> **TE DOEN**:
**A)** Beantwoord de volgende vragen over de tekst over de zuivelchauffeurs, elk in één korte zin.
(i) Bij welke directie lieten de chauffeurs hun stem horen over hun functiewaardering?
(ii) Bij welk bedrijf in Den Haag hadden collega's al wel een hogere functiewaardering gekregen?
(iii) Op welke datum stond het cao-overleg in de zuivelindustrie aanvankelijk gepland?
**B)** Zet de alinea uit de tekst over de zuivelchauffeurs die begint met "Ook op vrijdag 21 december" om in een beknopte opsomming. Behoud daarbij de belangrijkste feiten.
**C)** Zet de tekst over de zuivelchauffeurs voort na de laatste zin.

Het werk als afleverchauffeur in de zuivel kon je gerust behoorlijk zwaar noemen; het was vaak op de onmogelijkste tijden voor een nachtrit je bed uit, om door weer en wind met je vrachtwagen de melkslijters en winkels te bevoorraden. Trekkend en/of duwend - soms met je rug ertegenaan - aan loodzware rolcontainers, met soms wielen eronder die niet wilden rollen, en dit over een vaak ongelijk tegelpad. De beloning voor dit nachtelijke, zware en koude koelcelwerk was best karig te noemen. De zuivel-chauffeurs waren dan ook van mening dat dit een hogere functiewaardering verdiende; er was een sterk verouderd functie-classificatiesysteem waarin in tien jaar niets was veranderd. Ze lieten hun stem dan ook horen bij de directie van CMC-melkunie. Daar kregen ze weinig gehoor, en de directie was van mening dat het wel weer over zou waaien; dat was echter een grote misrekening.
Omdat de chauffeurs het niet gewend waren om actie te voeren, om de simpele reden dat ze dat nooit eerder hadden gedaan, bewandelden zij dan ook de voor hen meest logische weg, die via de vakbonden. Maar ook die kregen totaal geen gehoor bij de directie van CMC-melkunie. De chauffeurs waren zeer teleurgesteld door deze opstelling van hun directie, en in de wetenschap dat hun collega's bij Van Grieken in Den Haag al wel een hogere functiewaardering hadden gekregen, vonden zij het hoog tijd om dan zelf maar - met ondersteuning van de vakbonden - actie te ondernemen. Het werd uiteindelijk de eerste staking gaan in de zuivelindustrie in dertig jaar.
Woensdag, 2 januari 1980
De chauffeurs van het CMC- melkunie distributiecentrum in Amsterdam hadden al vroeg op de ochtend van 2 januari 1980 opnieuw voor enkele uren het werk neergelegd. Tijdens een bijeenkomst die ochtend werd er door de chauffeurs besloten geen nachtritten meer te rijden als de directie van CMC-melkunie zou blijven weigeren in te gaan op hun looneisen. Het was niet de eerste keer dat de chauffeurs van het D.C. een werkonderbreking hielden.
Ook op vrijdag 21 december net voor de kerstdagen hadden de Amsterdamse D.C.-chauffeurs al enkele uren het werk onderbroken. De chauffeurs eisten een loonsverhoging van 15,20 per week als voorschot op de uitslag van het onderzoek naar een herstructurering van de cao, die eind januari 1980 zou worden afgerond. De werkonderbreking voor kerst in december 1979 leidde tot een vervroeging van het cao-overleg tussen werkgevers en werknemers in de zuivelindustrie; dat was aanvankelijk gepland op 10 januari 1980. Nu vond dit gesprek op vrijdag 28 december 1979 plaats. Helaas leverde dit overleg niets op. De bonden verlieten de onderhandelingstafel, nadat volgens hen gebleken was dat de werkgevers daar met vrijwel lege handen naar toegekomen waren.

> **AANGELEVERDE GEGEVENS**:
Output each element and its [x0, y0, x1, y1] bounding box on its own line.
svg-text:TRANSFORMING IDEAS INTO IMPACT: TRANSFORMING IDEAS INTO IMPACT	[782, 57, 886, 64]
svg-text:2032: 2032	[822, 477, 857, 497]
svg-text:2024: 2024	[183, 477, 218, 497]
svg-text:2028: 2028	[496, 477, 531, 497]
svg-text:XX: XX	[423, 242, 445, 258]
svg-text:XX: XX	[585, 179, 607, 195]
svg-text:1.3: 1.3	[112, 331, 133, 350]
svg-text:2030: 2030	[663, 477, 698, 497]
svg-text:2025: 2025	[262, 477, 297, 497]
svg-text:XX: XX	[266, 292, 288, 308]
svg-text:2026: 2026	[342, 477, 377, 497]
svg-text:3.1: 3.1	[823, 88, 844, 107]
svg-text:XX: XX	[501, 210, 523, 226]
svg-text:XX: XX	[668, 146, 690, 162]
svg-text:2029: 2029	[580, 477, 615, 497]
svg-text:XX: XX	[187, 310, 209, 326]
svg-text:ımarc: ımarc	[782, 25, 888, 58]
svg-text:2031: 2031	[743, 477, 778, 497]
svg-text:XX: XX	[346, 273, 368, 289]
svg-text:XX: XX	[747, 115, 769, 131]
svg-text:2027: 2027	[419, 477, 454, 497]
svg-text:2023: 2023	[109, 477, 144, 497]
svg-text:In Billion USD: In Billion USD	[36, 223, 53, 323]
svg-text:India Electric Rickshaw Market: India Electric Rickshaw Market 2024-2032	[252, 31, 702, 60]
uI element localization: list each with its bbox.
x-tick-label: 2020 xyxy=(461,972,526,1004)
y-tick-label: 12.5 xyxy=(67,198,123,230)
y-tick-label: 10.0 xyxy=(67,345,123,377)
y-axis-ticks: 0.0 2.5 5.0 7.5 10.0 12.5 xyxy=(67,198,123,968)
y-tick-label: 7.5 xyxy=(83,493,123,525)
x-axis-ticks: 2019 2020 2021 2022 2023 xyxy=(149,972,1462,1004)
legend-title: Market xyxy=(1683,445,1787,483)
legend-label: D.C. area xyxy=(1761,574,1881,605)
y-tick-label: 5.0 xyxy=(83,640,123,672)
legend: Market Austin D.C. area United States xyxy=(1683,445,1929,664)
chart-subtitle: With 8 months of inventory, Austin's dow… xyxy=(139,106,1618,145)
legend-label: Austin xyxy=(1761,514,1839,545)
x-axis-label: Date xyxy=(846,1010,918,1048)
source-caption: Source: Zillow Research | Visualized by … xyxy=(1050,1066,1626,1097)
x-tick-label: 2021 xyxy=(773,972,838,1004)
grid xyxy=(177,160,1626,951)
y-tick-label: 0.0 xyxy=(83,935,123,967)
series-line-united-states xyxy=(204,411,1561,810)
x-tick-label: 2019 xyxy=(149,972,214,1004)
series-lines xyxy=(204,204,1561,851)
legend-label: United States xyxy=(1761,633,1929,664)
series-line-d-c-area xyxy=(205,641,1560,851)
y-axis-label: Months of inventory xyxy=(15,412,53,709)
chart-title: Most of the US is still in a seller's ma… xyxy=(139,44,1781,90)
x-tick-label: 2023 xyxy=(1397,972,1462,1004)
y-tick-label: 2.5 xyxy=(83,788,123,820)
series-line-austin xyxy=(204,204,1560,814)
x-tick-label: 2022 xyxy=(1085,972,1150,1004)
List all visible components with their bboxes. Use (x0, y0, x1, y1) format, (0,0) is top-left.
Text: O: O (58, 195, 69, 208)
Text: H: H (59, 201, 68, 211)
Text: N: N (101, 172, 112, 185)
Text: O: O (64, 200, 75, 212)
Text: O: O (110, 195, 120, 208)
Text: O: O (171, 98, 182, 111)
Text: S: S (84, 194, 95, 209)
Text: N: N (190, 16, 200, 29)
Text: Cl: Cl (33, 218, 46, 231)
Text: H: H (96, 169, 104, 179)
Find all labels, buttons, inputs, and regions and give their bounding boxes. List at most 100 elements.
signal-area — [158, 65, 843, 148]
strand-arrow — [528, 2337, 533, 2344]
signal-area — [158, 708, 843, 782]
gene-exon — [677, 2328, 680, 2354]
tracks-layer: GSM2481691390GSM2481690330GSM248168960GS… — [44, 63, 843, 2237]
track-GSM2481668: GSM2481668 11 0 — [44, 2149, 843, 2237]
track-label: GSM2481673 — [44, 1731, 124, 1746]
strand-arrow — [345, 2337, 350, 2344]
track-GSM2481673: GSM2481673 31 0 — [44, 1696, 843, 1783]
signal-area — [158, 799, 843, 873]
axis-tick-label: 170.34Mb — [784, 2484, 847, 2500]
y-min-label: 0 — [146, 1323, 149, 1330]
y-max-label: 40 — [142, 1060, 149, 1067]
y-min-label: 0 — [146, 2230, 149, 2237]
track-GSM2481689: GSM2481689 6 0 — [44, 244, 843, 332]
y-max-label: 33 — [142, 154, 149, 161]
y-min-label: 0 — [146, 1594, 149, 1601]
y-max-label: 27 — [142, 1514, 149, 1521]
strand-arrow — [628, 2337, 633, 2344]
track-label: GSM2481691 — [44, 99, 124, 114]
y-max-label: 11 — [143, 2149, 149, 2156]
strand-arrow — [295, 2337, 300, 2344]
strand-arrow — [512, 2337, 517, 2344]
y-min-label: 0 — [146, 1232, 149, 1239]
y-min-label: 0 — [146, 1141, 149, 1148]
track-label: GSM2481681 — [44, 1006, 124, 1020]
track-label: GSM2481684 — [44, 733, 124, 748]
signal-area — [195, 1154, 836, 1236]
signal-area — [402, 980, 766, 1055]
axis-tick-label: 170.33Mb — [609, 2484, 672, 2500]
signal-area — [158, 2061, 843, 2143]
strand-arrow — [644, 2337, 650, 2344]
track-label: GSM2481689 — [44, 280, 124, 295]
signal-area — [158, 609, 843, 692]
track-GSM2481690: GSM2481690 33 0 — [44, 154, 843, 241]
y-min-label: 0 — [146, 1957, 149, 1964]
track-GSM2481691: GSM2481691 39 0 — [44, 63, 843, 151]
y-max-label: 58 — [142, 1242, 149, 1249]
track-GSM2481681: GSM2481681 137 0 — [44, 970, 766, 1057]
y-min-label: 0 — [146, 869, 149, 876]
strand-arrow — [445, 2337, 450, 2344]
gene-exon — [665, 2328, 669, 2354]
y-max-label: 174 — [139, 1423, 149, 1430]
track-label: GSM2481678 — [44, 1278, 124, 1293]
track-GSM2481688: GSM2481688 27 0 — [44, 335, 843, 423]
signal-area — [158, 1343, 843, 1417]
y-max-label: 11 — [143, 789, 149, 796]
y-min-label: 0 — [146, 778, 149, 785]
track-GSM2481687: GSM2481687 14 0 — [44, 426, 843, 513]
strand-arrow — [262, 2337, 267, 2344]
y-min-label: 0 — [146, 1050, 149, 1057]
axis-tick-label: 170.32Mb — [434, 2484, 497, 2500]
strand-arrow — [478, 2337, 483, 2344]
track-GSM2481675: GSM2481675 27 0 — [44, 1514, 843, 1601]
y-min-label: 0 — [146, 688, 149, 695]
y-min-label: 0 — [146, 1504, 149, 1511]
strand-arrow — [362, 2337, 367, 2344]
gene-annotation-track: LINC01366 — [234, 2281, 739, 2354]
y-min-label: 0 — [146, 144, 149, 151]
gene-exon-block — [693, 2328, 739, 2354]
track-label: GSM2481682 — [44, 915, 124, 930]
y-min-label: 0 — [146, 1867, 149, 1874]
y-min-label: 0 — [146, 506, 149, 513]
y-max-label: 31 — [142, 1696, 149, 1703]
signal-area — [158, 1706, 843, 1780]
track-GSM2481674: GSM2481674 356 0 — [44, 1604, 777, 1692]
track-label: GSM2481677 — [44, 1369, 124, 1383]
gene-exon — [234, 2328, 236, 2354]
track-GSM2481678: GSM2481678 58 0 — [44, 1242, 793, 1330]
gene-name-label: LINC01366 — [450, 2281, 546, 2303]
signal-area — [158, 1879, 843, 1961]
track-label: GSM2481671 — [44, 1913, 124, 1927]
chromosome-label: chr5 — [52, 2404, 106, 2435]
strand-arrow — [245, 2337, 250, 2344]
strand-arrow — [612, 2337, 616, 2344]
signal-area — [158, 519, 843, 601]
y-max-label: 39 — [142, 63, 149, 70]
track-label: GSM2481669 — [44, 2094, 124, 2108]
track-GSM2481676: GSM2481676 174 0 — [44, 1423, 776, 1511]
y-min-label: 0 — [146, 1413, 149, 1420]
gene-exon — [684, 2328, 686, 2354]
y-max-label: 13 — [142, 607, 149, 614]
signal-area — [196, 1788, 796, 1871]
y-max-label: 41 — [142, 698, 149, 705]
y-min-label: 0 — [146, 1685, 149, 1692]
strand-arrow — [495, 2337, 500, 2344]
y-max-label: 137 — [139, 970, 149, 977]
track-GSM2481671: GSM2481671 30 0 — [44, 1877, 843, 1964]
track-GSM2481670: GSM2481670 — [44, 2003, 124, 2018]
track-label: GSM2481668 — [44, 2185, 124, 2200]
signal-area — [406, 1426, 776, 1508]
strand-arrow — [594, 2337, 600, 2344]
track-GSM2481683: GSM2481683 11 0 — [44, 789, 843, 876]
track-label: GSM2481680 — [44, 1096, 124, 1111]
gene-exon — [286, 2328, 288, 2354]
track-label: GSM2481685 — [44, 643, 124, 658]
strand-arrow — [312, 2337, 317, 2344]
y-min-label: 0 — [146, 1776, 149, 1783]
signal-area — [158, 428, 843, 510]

> **ANTWOORDEN HIERONDER**:
**A)**
(i) De chauffeurs lieten hun stem horen bij de directie van CMC-melkunie.
(ii) De collega's bij Van Grieken in Den Haag hadden al wel een hogere functiewaardering gekregen.
(iii) Het cao-overleg stond aanvankelijk gepland op 10 januari 1980.

**B)**
- Op vrijdag 21 december, vlak voor de kerstdagen, legden de Amsterdamse D.C.-chauffeurs al enkele uren het werk neer.
- Ze eisten een loonsverhoging van 15,20 per week. Dat bedrag gold als voorschot op de uitslag van het onderzoek naar een herstructurering van de cao, dat eind januari 1980 zou worden afgerond.
- Door de werkonderbreking werd het cao-overleg in de zuivelindustrie vervroegd van 10 januari 1980 naar vrijdag 28 december 1979.
- Het overleg leverde niets op. De bonden verlieten de onderhandelingstafel, omdat de werkgevers volgens hen met vrijwel lege handen waren gekomen.

**C)**
Volgens een woordvoerder van het hoofdkantoor van CMC-melkunie in Woerden kwamen de bonden die vrijdag met drie eisen:
1. een koelceltoeslag van 40 cent per uur (16 gulden per week];
2. een voorschot op het herstructureringsonderzoek van 40 gulden per week;
3. een verhoging van de ploegentoeslag met 2,5 procent (15 à 20 gulden per week).
Volgens de CMC-woordvoerder betekende dit eisenpakket een reële loonsverhoging van 8 à 10 procent. Voor de hele zuivel-industrie, waar in 1980 ongeveer 22.000 mensen werken, zou dat een loonsomstijging tot gevolg hebben van 50 à 60 miljoen gulden; een onmogelijke zaak, aldus de werkgevers. De zuivelwerkgevers waren wel bereid de gevraagde koelceltoeslag alvast te betalen. Volgens hen was men het erover eens dat dit een reële zaak is. De werkgevers waren echter niet bereid vooruit te lopen op de uitslag van het cao-herstructureringsonderzoek door voorschotten te geven.
Bij de herstructurering van de cao ging het onder meer om een betere beloning van vuil, zwaar en onaangenaam werk. Het was destijds een reden temeer waarom de werkgevers bezwaar hadden tegen het uitbetalen van een voorschot aan iedereen, terwijl niet vaststond dat er voor alle functies een herwaardering zou komen. Wat de werkgevers betreft, zouden de gevolgen van het herstructureringsonderzoek pas ter sprake komen bij de cao-onderhandelingen voor het jaar 1980. Wel zouden de hieruit voortvloeiende loonsverhogingen met terugwerkende kracht tot 1 januari van dat jaar betaald worden. De cao in de zuivelindustrie loopt van 1 april tot 31 maart.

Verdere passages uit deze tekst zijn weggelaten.